| Aim of the task |
Transcribe all of the material below word for word and leave out its pictures.

-- START Entries supplied --

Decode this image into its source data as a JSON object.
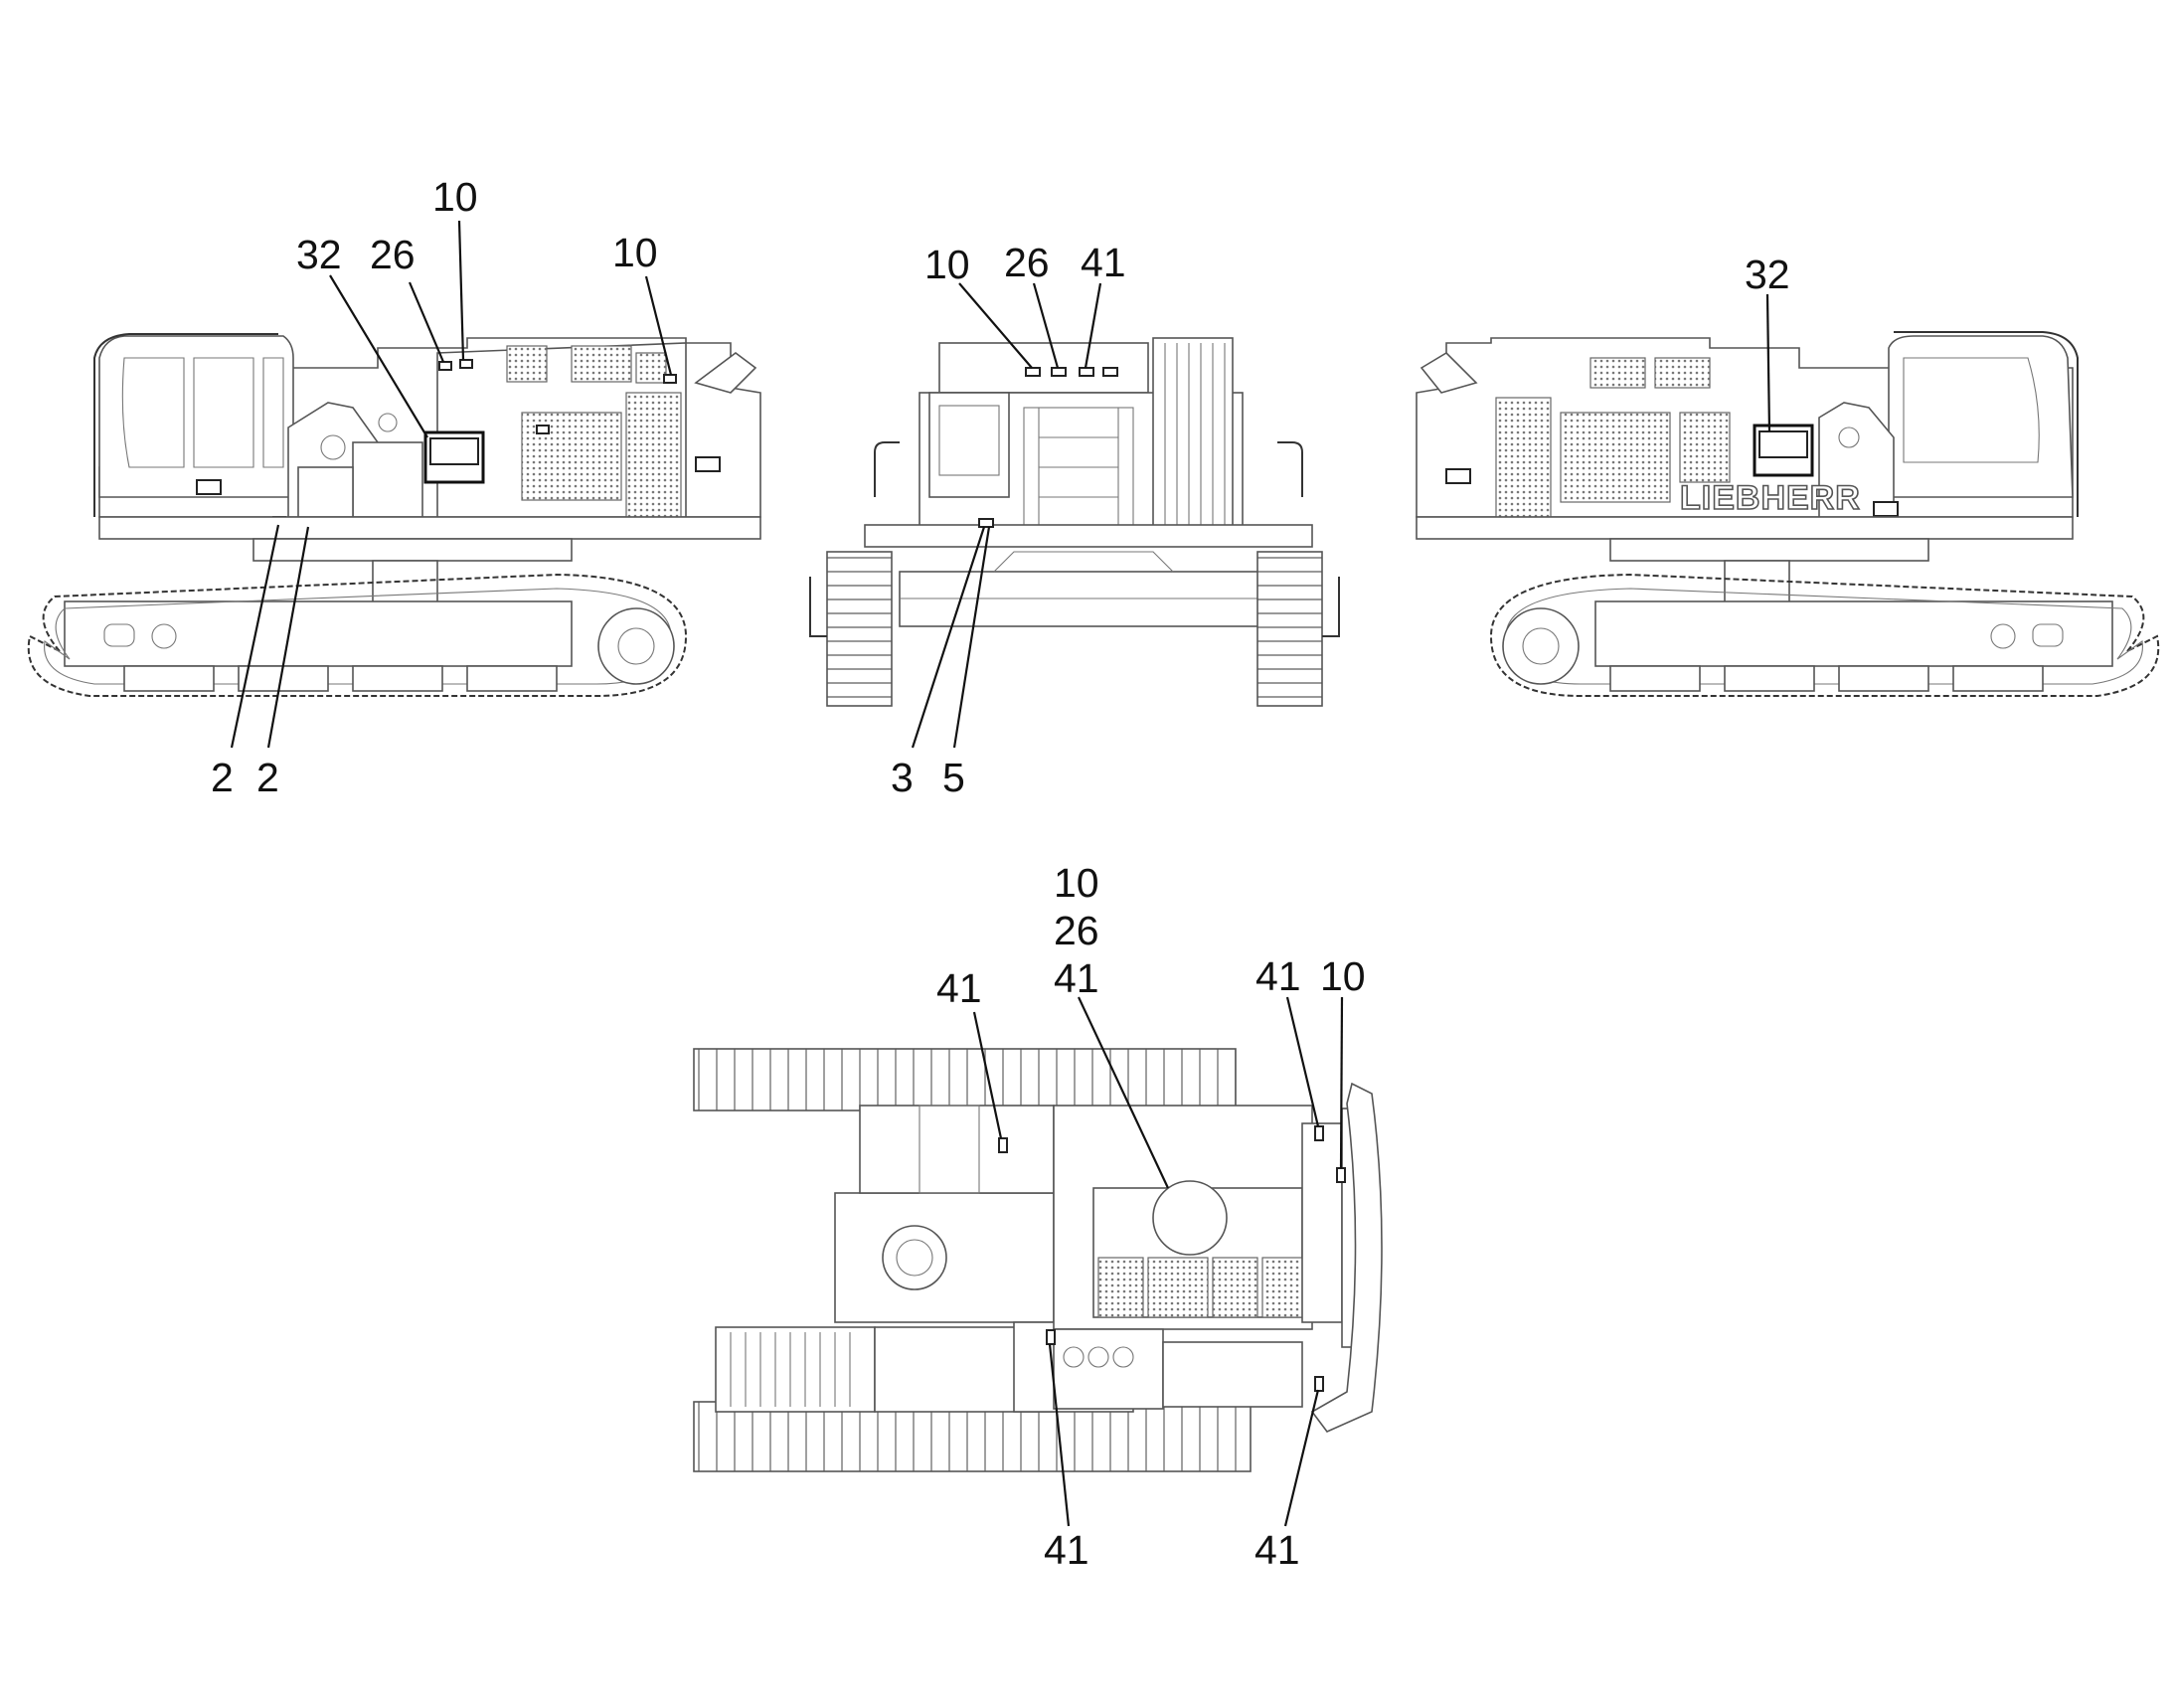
{
  "brand_text": "LIEBHERR",
  "views": {
    "left_side": {
      "callouts": [
        "10",
        "32",
        "26",
        "10",
        "2",
        "2"
      ]
    },
    "rear": {
      "callouts": [
        "10",
        "26",
        "41",
        "3",
        "5"
      ]
    },
    "right_side": {
      "callouts": [
        "32"
      ]
    },
    "top": {
      "callouts": [
        "10",
        "26",
        "41",
        "41",
        "41",
        "10",
        "41",
        "41"
      ]
    }
  },
  "colors": {
    "line": "#333333",
    "text": "#111111",
    "background": "#ffffff"
  }
}
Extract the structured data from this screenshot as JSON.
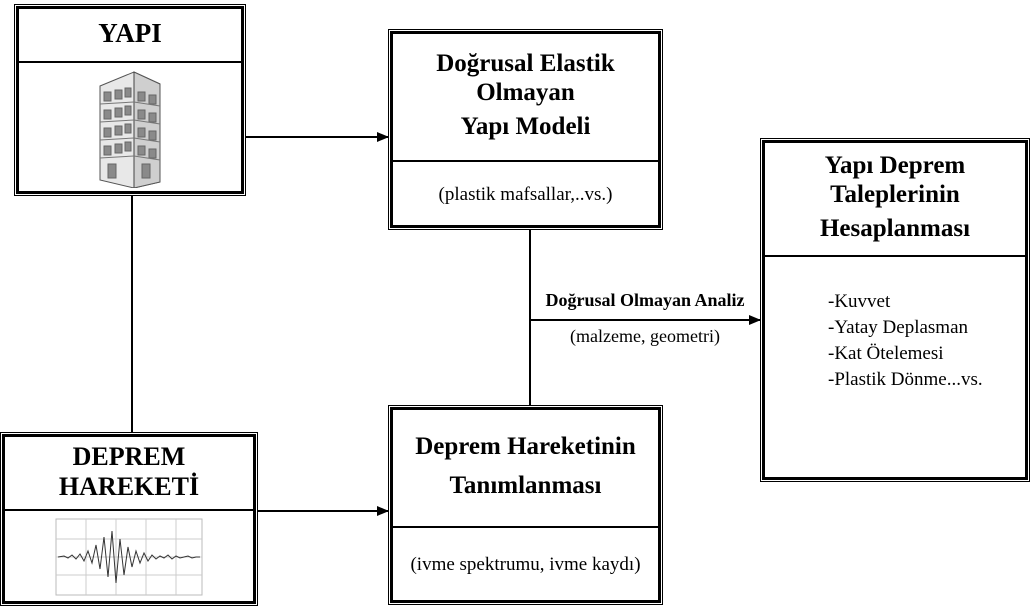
{
  "boxes": {
    "yapi": {
      "title": "YAPI"
    },
    "model": {
      "title_line1": "Doğrusal Elastik Olmayan",
      "title_line2": "Yapı Modeli",
      "sub": "(plastik mafsallar,..vs.)"
    },
    "deprem": {
      "title": "DEPREM HAREKETİ"
    },
    "tanim": {
      "title_line1": "Deprem Hareketinin",
      "title_line2": "Tanımlanması",
      "sub": "(ivme spektrumu, ivme kaydı)"
    },
    "talep": {
      "title_line1": "Yapı Deprem Taleplerinin",
      "title_line2": "Hesaplanması",
      "items": [
        "-Kuvvet",
        "-Yatay Deplasman",
        "-Kat Ötelemesi",
        "-Plastik Dönme...vs."
      ]
    }
  },
  "analysis": {
    "title": "Doğrusal Olmayan Analiz",
    "sub": "(malzeme, geometri)"
  },
  "icons": {
    "building": "building-sketch-icon",
    "seismogram": "seismogram-icon"
  }
}
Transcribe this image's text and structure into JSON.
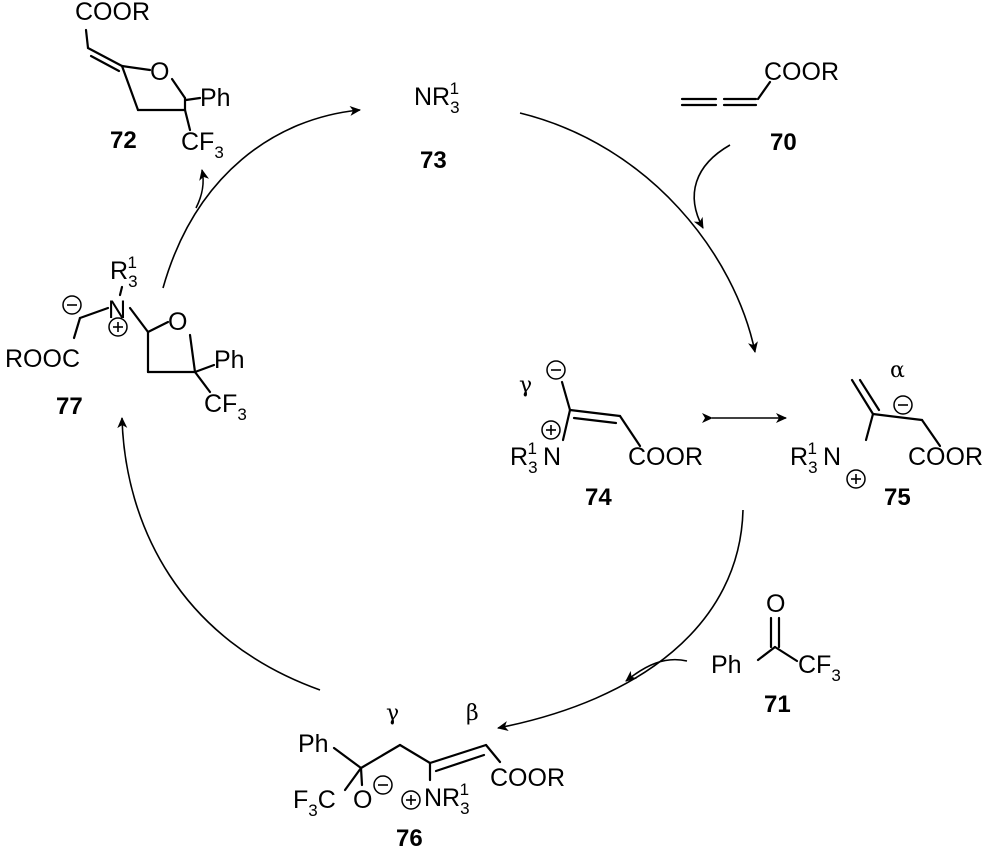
{
  "title": "Catalytic cycle: amine-catalyzed [2+2] annulation of allenoate 70 with trifluoroacetophenone 71",
  "compounds": {
    "c70": {
      "number": "70",
      "group": "COOR"
    },
    "c71": {
      "number": "71",
      "ph": "Ph",
      "o": "O",
      "cf3": "CF",
      "cf3_sub": "3"
    },
    "c72": {
      "number": "72",
      "group": "COOR",
      "o": "O",
      "ph": "Ph",
      "cf3": "CF",
      "cf3_sub": "3"
    },
    "c73": {
      "number": "73",
      "amine": "NR",
      "amine_sub": "3",
      "amine_sup": "1"
    },
    "c74": {
      "number": "74",
      "greek": "γ",
      "r": "R",
      "r_sub": "3",
      "r_sup": "1",
      "n": "N",
      "group": "COOR"
    },
    "c75": {
      "number": "75",
      "greek": "α",
      "r": "R",
      "r_sub": "3",
      "r_sup": "1",
      "n": "N",
      "group": "COOR"
    },
    "c76": {
      "number": "76",
      "ph": "Ph",
      "cf3": "F",
      "cf3_sub": "3",
      "cf3_c": "C",
      "o": "O",
      "gamma": "γ",
      "beta": "β",
      "group": "COOR",
      "amine": "NR",
      "amine_sub": "3",
      "amine_sup": "1"
    },
    "c77": {
      "number": "77",
      "r": "R",
      "r_sub": "3",
      "r_sup": "1",
      "n": "N",
      "ester": "ROOC",
      "o": "O",
      "ph": "Ph",
      "cf3": "CF",
      "cf3_sub": "3"
    }
  },
  "arrows": [
    {
      "from": "73",
      "to": "75",
      "note": "70 enters"
    },
    {
      "from": "75",
      "to": "76",
      "note": "71 enters"
    },
    {
      "from": "76",
      "to": "77"
    },
    {
      "from": "77",
      "to": "73",
      "note": "72 released"
    },
    {
      "from": "74",
      "to": "75",
      "type": "resonance"
    }
  ]
}
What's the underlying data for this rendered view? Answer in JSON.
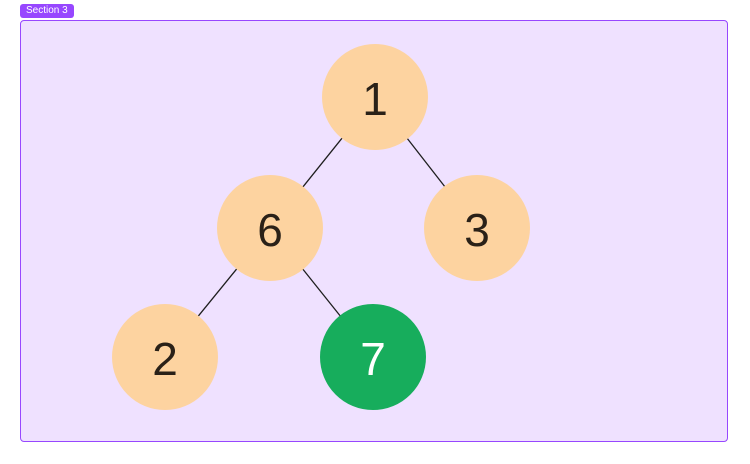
{
  "section": {
    "label": "Section 3"
  },
  "colors": {
    "frame_border": "#9747ff",
    "frame_fill": "#efe1ff",
    "node_default": "#fdd3a0",
    "node_highlight": "#17ad5c",
    "text_default": "#2a2118",
    "text_highlight": "#ffffff",
    "edge": "#1e1e1e"
  },
  "tree": {
    "nodes": [
      {
        "id": "n1",
        "label": "1",
        "highlighted": false
      },
      {
        "id": "n6",
        "label": "6",
        "highlighted": false
      },
      {
        "id": "n3",
        "label": "3",
        "highlighted": false
      },
      {
        "id": "n2",
        "label": "2",
        "highlighted": false
      },
      {
        "id": "n7",
        "label": "7",
        "highlighted": true
      }
    ],
    "edges": [
      {
        "from": "n1",
        "to": "n6"
      },
      {
        "from": "n1",
        "to": "n3"
      },
      {
        "from": "n6",
        "to": "n2"
      },
      {
        "from": "n6",
        "to": "n7"
      }
    ]
  }
}
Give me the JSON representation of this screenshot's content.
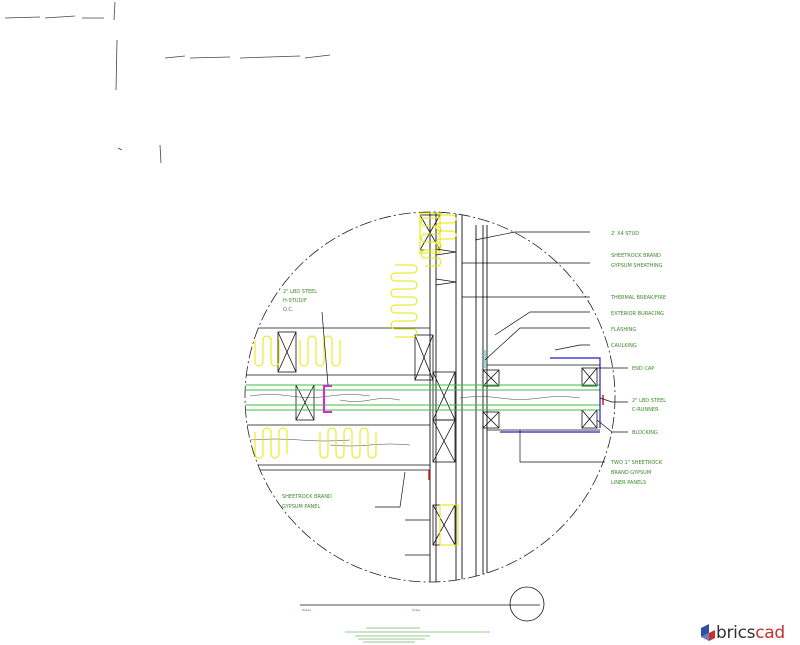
{
  "drawing": {
    "callouts": {
      "stud": "2' X4 STUD",
      "sheathing": [
        "SHEETROCK BRAND",
        "GYPSUM SHEATHING"
      ],
      "thermal_break": "THERMAL BREAK/FIRE",
      "exterior_bracing": "EXTERIOR BURACING",
      "flashing": "FLASHING",
      "caulking": "CAULKING",
      "end_cap": "END CAP",
      "runner": [
        "2\" LBD STEEL",
        "C-RUNNER"
      ],
      "blocking": "BLOCKING",
      "liner_panels": [
        "TWO 1\" SHEETROCK",
        "BRAND GYPSUM",
        "LINER PANELS"
      ],
      "left_steel": [
        "2\" LBD STEEL",
        "H-STUD/F",
        "O.C."
      ],
      "gypsum_panel": [
        "SHEETROCK BRAND",
        "GYPSUM PANEL"
      ]
    },
    "title_block": {
      "left_label": "Detail",
      "mid_label": "Scale"
    }
  },
  "brand": {
    "name_main": "brics",
    "name_accent": "cad",
    "colors": {
      "blue": "#2f4f9f",
      "red": "#c0322b",
      "gray": "#333333"
    }
  }
}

-- END Entries supplied --

| Complete output |
Decode this image into its source data as a JSON object.
{
  "brand_text": "LIEBHERR",
  "views": {
    "left_side": {
      "callouts": [
        "10",
        "32",
        "26",
        "10",
        "2",
        "2"
      ]
    },
    "rear": {
      "callouts": [
        "10",
        "26",
        "41",
        "3",
        "5"
      ]
    },
    "right_side": {
      "callouts": [
        "32"
      ]
    },
    "top": {
      "callouts": [
        "10",
        "26",
        "41",
        "41",
        "41",
        "10",
        "41",
        "41"
      ]
    }
  },
  "colors": {
    "line": "#333333",
    "text": "#111111",
    "background": "#ffffff"
  }
}
Extract the structured data from this screenshot as JSON.
{
  "boxes": {
    "yapi": {
      "title": "YAPI"
    },
    "model": {
      "title_line1": "Doğrusal Elastik Olmayan",
      "title_line2": "Yapı Modeli",
      "sub": "(plastik mafsallar,..vs.)"
    },
    "deprem": {
      "title": "DEPREM HAREKETİ"
    },
    "tanim": {
      "title_line1": "Deprem Hareketinin",
      "title_line2": "Tanımlanması",
      "sub": "(ivme spektrumu, ivme kaydı)"
    },
    "talep": {
      "title_line1": "Yapı Deprem Taleplerinin",
      "title_line2": "Hesaplanması",
      "items": [
        "-Kuvvet",
        "-Yatay Deplasman",
        "-Kat Ötelemesi",
        "-Plastik Dönme...vs."
      ]
    }
  },
  "analysis": {
    "title": "Doğrusal Olmayan Analiz",
    "sub": "(malzeme, geometri)"
  },
  "icons": {
    "building": "building-sketch-icon",
    "seismogram": "seismogram-icon"
  }
}
Transcribe this image's text and structure into JSON.
{
  "title": "Catalytic cycle: amine-catalyzed [2+2] annulation of allenoate 70 with trifluoroacetophenone 71",
  "compounds": {
    "c70": {
      "number": "70",
      "group": "COOR"
    },
    "c71": {
      "number": "71",
      "ph": "Ph",
      "o": "O",
      "cf3": "CF",
      "cf3_sub": "3"
    },
    "c72": {
      "number": "72",
      "group": "COOR",
      "o": "O",
      "ph": "Ph",
      "cf3": "CF",
      "cf3_sub": "3"
    },
    "c73": {
      "number": "73",
      "amine": "NR",
      "amine_sub": "3",
      "amine_sup": "1"
    },
    "c74": {
      "number": "74",
      "greek": "γ",
      "r": "R",
      "r_sub": "3",
      "r_sup": "1",
      "n": "N",
      "group": "COOR"
    },
    "c75": {
      "number": "75",
      "greek": "α",
      "r": "R",
      "r_sub": "3",
      "r_sup": "1",
      "n": "N",
      "group": "COOR"
    },
    "c76": {
      "number": "76",
      "ph": "Ph",
      "cf3": "F",
      "cf3_sub": "3",
      "cf3_c": "C",
      "o": "O",
      "gamma": "γ",
      "beta": "β",
      "group": "COOR",
      "amine": "NR",
      "amine_sub": "3",
      "amine_sup": "1"
    },
    "c77": {
      "number": "77",
      "r": "R",
      "r_sub": "3",
      "r_sup": "1",
      "n": "N",
      "ester": "ROOC",
      "o": "O",
      "ph": "Ph",
      "cf3": "CF",
      "cf3_sub": "3"
    }
  },
  "arrows": [
    {
      "from": "73",
      "to": "75",
      "note": "70 enters"
    },
    {
      "from": "75",
      "to": "76",
      "note": "71 enters"
    },
    {
      "from": "76",
      "to": "77"
    },
    {
      "from": "77",
      "to": "73",
      "note": "72 released"
    },
    {
      "from": "74",
      "to": "75",
      "type": "resonance"
    }
  ]
}
What's the underlying data for this rendered view? Answer in JSON.
{
  "section": {
    "label": "Section 3"
  },
  "colors": {
    "frame_border": "#9747ff",
    "frame_fill": "#efe1ff",
    "node_default": "#fdd3a0",
    "node_highlight": "#17ad5c",
    "text_default": "#2a2118",
    "text_highlight": "#ffffff",
    "edge": "#1e1e1e"
  },
  "tree": {
    "nodes": [
      {
        "id": "n1",
        "label": "1",
        "highlighted": false
      },
      {
        "id": "n6",
        "label": "6",
        "highlighted": false
      },
      {
        "id": "n3",
        "label": "3",
        "highlighted": false
      },
      {
        "id": "n2",
        "label": "2",
        "highlighted": false
      },
      {
        "id": "n7",
        "label": "7",
        "highlighted": true
      }
    ],
    "edges": [
      {
        "from": "n1",
        "to": "n6"
      },
      {
        "from": "n1",
        "to": "n3"
      },
      {
        "from": "n6",
        "to": "n2"
      },
      {
        "from": "n6",
        "to": "n7"
      }
    ]
  }
}
Give me the JSON representation of this screenshot's content.
{
  "drawing": {
    "callouts": {
      "stud": "2' X4 STUD",
      "sheathing": [
        "SHEETROCK BRAND",
        "GYPSUM SHEATHING"
      ],
      "thermal_break": "THERMAL BREAK/FIRE",
      "exterior_bracing": "EXTERIOR BURACING",
      "flashing": "FLASHING",
      "caulking": "CAULKING",
      "end_cap": "END CAP",
      "runner": [
        "2\" LBD STEEL",
        "C-RUNNER"
      ],
      "blocking": "BLOCKING",
      "liner_panels": [
        "TWO 1\" SHEETROCK",
        "BRAND GYPSUM",
        "LINER PANELS"
      ],
      "left_steel": [
        "2\" LBD STEEL",
        "H-STUD/F",
        "O.C."
      ],
      "gypsum_panel": [
        "SHEETROCK BRAND",
        "GYPSUM PANEL"
      ]
    },
    "title_block": {
      "left_label": "Detail",
      "mid_label": "Scale"
    }
  },
  "brand": {
    "name_main": "brics",
    "name_accent": "cad",
    "colors": {
      "blue": "#2f4f9f",
      "red": "#c0322b",
      "gray": "#333333"
    }
  }
}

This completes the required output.